*Given instruction*: Return the records in full, exactly as given.

[Collected data]
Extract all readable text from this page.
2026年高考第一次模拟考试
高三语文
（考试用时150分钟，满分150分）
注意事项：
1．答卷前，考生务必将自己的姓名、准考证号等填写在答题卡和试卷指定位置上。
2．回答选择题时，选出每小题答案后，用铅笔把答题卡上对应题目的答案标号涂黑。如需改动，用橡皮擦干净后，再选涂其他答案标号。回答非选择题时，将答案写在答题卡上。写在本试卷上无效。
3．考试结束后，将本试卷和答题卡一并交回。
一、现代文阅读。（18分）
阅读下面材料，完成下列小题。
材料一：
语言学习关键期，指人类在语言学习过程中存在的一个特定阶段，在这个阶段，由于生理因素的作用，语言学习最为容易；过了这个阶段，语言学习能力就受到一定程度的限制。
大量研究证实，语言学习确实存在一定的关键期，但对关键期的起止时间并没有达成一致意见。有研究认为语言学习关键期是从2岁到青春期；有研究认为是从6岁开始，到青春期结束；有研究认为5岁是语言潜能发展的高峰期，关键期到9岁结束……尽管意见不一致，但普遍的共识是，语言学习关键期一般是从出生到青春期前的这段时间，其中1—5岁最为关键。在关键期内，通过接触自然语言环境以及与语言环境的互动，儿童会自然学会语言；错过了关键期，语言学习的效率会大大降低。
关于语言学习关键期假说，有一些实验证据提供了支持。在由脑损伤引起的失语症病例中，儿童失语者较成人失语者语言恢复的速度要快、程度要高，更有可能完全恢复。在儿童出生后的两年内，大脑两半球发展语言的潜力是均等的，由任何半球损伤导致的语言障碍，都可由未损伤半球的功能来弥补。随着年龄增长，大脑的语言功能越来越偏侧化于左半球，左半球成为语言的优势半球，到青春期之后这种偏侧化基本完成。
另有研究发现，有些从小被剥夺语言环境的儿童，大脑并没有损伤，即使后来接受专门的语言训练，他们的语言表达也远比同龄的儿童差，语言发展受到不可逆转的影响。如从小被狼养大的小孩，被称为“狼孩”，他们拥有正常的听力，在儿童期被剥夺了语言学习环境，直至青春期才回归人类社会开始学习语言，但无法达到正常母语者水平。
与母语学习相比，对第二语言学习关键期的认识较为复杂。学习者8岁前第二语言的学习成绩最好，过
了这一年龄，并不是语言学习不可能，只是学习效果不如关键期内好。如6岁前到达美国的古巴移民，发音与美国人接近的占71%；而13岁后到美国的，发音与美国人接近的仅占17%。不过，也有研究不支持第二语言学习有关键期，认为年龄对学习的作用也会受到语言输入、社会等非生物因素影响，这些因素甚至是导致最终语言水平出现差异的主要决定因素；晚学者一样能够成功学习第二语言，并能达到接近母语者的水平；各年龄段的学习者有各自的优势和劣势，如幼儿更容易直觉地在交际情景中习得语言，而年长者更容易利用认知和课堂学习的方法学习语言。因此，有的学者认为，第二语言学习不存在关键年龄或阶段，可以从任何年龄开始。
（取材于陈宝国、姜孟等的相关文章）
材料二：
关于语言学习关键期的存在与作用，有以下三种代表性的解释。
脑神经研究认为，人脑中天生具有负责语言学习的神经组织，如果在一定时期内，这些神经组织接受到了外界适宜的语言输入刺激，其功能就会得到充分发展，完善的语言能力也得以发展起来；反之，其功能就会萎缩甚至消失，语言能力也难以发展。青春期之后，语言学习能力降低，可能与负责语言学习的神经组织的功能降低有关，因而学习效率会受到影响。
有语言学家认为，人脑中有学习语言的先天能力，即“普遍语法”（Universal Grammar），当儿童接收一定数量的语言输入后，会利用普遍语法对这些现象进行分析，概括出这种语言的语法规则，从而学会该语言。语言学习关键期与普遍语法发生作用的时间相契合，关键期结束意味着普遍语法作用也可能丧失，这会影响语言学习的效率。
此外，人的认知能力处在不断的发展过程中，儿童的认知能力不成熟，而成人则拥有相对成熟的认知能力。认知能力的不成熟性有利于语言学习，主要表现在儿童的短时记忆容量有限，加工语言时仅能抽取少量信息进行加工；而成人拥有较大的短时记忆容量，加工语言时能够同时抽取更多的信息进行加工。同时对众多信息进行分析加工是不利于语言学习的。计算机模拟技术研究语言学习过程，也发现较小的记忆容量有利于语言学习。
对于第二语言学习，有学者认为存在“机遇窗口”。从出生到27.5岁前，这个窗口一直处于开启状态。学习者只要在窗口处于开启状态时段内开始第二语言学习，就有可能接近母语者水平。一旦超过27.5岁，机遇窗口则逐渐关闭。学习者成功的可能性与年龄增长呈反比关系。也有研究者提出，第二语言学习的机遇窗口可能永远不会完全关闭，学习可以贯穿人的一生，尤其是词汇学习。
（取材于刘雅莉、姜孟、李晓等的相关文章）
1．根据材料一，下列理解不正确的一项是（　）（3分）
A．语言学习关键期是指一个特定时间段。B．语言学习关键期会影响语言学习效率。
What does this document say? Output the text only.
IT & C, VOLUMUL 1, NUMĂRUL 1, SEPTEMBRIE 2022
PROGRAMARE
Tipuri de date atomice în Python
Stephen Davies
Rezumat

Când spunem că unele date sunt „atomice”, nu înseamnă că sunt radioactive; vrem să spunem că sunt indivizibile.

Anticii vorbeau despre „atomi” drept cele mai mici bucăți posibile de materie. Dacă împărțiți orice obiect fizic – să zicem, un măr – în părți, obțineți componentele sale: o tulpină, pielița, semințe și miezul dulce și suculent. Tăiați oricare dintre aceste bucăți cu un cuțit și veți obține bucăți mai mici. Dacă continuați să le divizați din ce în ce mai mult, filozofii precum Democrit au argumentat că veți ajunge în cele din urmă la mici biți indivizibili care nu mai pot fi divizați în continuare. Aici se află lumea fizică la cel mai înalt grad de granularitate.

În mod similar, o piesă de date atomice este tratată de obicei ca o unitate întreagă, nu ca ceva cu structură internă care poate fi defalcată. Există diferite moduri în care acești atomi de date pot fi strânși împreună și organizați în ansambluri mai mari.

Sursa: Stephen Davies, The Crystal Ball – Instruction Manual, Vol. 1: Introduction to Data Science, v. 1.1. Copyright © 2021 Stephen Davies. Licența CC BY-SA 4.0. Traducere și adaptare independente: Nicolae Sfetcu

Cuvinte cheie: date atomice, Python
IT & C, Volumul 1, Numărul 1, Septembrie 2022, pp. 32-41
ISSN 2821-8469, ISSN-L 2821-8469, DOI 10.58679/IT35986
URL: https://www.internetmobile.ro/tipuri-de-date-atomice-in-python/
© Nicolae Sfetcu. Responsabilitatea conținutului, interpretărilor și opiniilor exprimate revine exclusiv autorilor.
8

*Answer*:
Extract all readable text from this page.
2026年高考第一次模拟考试
高三语文
（考试用时150分钟，满分150分）
注意事项：
1．答卷前，考生务必将自己的姓名、准考证号等填写在答题卡和试卷指定位置上。
2．回答选择题时，选出每小题答案后，用铅笔把答题卡上对应题目的答案标号涂黑。如需改动，用橡皮擦干净后，再选涂其他答案标号。回答非选择题时，将答案写在答题卡上。写在本试卷上无效。
3．考试结束后，将本试卷和答题卡一并交回。
一、现代文阅读。（18分）
阅读下面材料，完成下列小题。
材料一：
语言学习关键期，指人类在语言学习过程中存在的一个特定阶段，在这个阶段，由于生理因素的作用，语言学习最为容易；过了这个阶段，语言学习能力就受到一定程度的限制。
大量研究证实，语言学习确实存在一定的关键期，但对关键期的起止时间并没有达成一致意见。有研究认为语言学习关键期是从2岁到青春期；有研究认为是从6岁开始，到青春期结束；有研究认为5岁是语言潜能发展的高峰期，关键期到9岁结束……尽管意见不一致，但普遍的共识是，语言学习关键期一般是从出生到青春期前的这段时间，其中1—5岁最为关键。在关键期内，通过接触自然语言环境以及与语言环境的互动，儿童会自然学会语言；错过了关键期，语言学习的效率会大大降低。
关于语言学习关键期假说，有一些实验证据提供了支持。在由脑损伤引起的失语症病例中，儿童失语者较成人失语者语言恢复的速度要快、程度要高，更有可能完全恢复。在儿童出生后的两年内，大脑两半球发展语言的潜力是均等的，由任何半球损伤导致的语言障碍，都可由未损伤半球的功能来弥补。随着年龄增长，大脑的语言功能越来越偏侧化于左半球，左半球成为语言的优势半球，到青春期之后这种偏侧化基本完成。
另有研究发现，有些从小被剥夺语言环境的儿童，大脑并没有损伤，即使后来接受专门的语言训练，他们的语言表达也远比同龄的儿童差，语言发展受到不可逆转的影响。如从小被狼养大的小孩，被称为“狼孩”，他们拥有正常的听力，在儿童期被剥夺了语言学习环境，直至青春期才回归人类社会开始学习语言，但无法达到正常母语者水平。
与母语学习相比，对第二语言学习关键期的认识较为复杂。学习者8岁前第二语言的学习成绩最好，过
了这一年龄，并不是语言学习不可能，只是学习效果不如关键期内好。如6岁前到达美国的古巴移民，发音与美国人接近的占71%；而13岁后到美国的，发音与美国人接近的仅占17%。不过，也有研究不支持第二语言学习有关键期，认为年龄对学习的作用也会受到语言输入、社会等非生物因素影响，这些因素甚至是导致最终语言水平出现差异的主要决定因素；晚学者一样能够成功学习第二语言，并能达到接近母语者的水平；各年龄段的学习者有各自的优势和劣势，如幼儿更容易直觉地在交际情景中习得语言，而年长者更容易利用认知和课堂学习的方法学习语言。因此，有的学者认为，第二语言学习不存在关键年龄或阶段，可以从任何年龄开始。
（取材于陈宝国、姜孟等的相关文章）
材料二：
关于语言学习关键期的存在与作用，有以下三种代表性的解释。
脑神经研究认为，人脑中天生具有负责语言学习的神经组织，如果在一定时期内，这些神经组织接受到了外界适宜的语言输入刺激，其功能就会得到充分发展，完善的语言能力也得以发展起来；反之，其功能就会萎缩甚至消失，语言能力也难以发展。青春期之后，语言学习能力降低，可能与负责语言学习的神经组织的功能降低有关，因而学习效率会受到影响。
有语言学家认为，人脑中有学习语言的先天能力，即“普遍语法”（Universal Grammar），当儿童接收一定数量的语言输入后，会利用普遍语法对这些现象进行分析，概括出这种语言的语法规则，从而学会该语言。语言学习关键期与普遍语法发生作用的时间相契合，关键期结束意味着普遍语法作用也可能丧失，这会影响语言学习的效率。
此外，人的认知能力处在不断的发展过程中，儿童的认知能力不成熟，而成人则拥有相对成熟的认知能力。认知能力的不成熟性有利于语言学习，主要表现在儿童的短时记忆容量有限，加工语言时仅能抽取少量信息进行加工；而成人拥有较大的短时记忆容量，加工语言时能够同时抽取更多的信息进行加工。同时对众多信息进行分析加工是不利于语言学习的。计算机模拟技术研究语言学习过程，也发现较小的记忆容量有利于语言学习。
对于第二语言学习，有学者认为存在“机遇窗口”。从出生到27.5岁前，这个窗口一直处于开启状态。学习者只要在窗口处于开启状态时段内开始第二语言学习，就有可能接近母语者水平。一旦超过27.5岁，机遇窗口则逐渐关闭。学习者成功的可能性与年龄增长呈反比关系。也有研究者提出，第二语言学习的机遇窗口可能永远不会完全关闭，学习可以贯穿人的一生，尤其是词汇学习。
（取材于刘雅莉、姜孟、李晓等的相关文章）
1．根据材料一，下列理解不正确的一项是（　）（3分）
A．语言学习关键期是指一个特定时间段。B．语言学习关键期会影响语言学习效率。
What does this document say? Output the text only.
IT & C, VOLUMUL 1, NUMĂRUL 1, SEPTEMBRIE 2022
PROGRAMARE
Tipuri de date atomice în Python
Stephen Davies
Rezumat

Când spunem că unele date sunt „atomice”, nu înseamnă că sunt radioactive; vrem să spunem că sunt indivizibile.

Anticii vorbeau despre „atomi” drept cele mai mici bucăți posibile de materie. Dacă împărțiți orice obiect fizic – să zicem, un măr – în părți, obțineți componentele sale: o tulpină, pielița, semințe și miezul dulce și suculent. Tăiați oricare dintre aceste bucăți cu un cuțit și veți obține bucăți mai mici. Dacă continuați să le divizați din ce în ce mai mult, filozofii precum Democrit au argumentat că veți ajunge în cele din urmă la mici biți indivizibili care nu mai pot fi divizați în continuare. Aici se află lumea fizică la cel mai înalt grad de granularitate.

În mod similar, o piesă de date atomice este tratată de obicei ca o unitate întreagă, nu ca ceva cu structură internă care poate fi defalcată. Există diferite moduri în care acești atomi de date pot fi strânși împreună și organizați în ansambluri mai mari.

Sursa: Stephen Davies, The Crystal Ball – Instruction Manual, Vol. 1: Introduction to Data Science, v. 1.1. Copyright © 2021 Stephen Davies. Licența CC BY-SA 4.0. Traducere și adaptare independente: Nicolae Sfetcu

Cuvinte cheie: date atomice, Python
IT & C, Volumul 1, Numărul 1, Septembrie 2022, pp. 32-41
ISSN 2821-8469, ISSN-L 2821-8469, DOI 10.58679/IT35986
URL: https://www.internetmobile.ro/tipuri-de-date-atomice-in-python/
© Nicolae Sfetcu. Responsabilitatea conținutului, interpretărilor și opiniilor exprimate revine exclusiv autorilor.
8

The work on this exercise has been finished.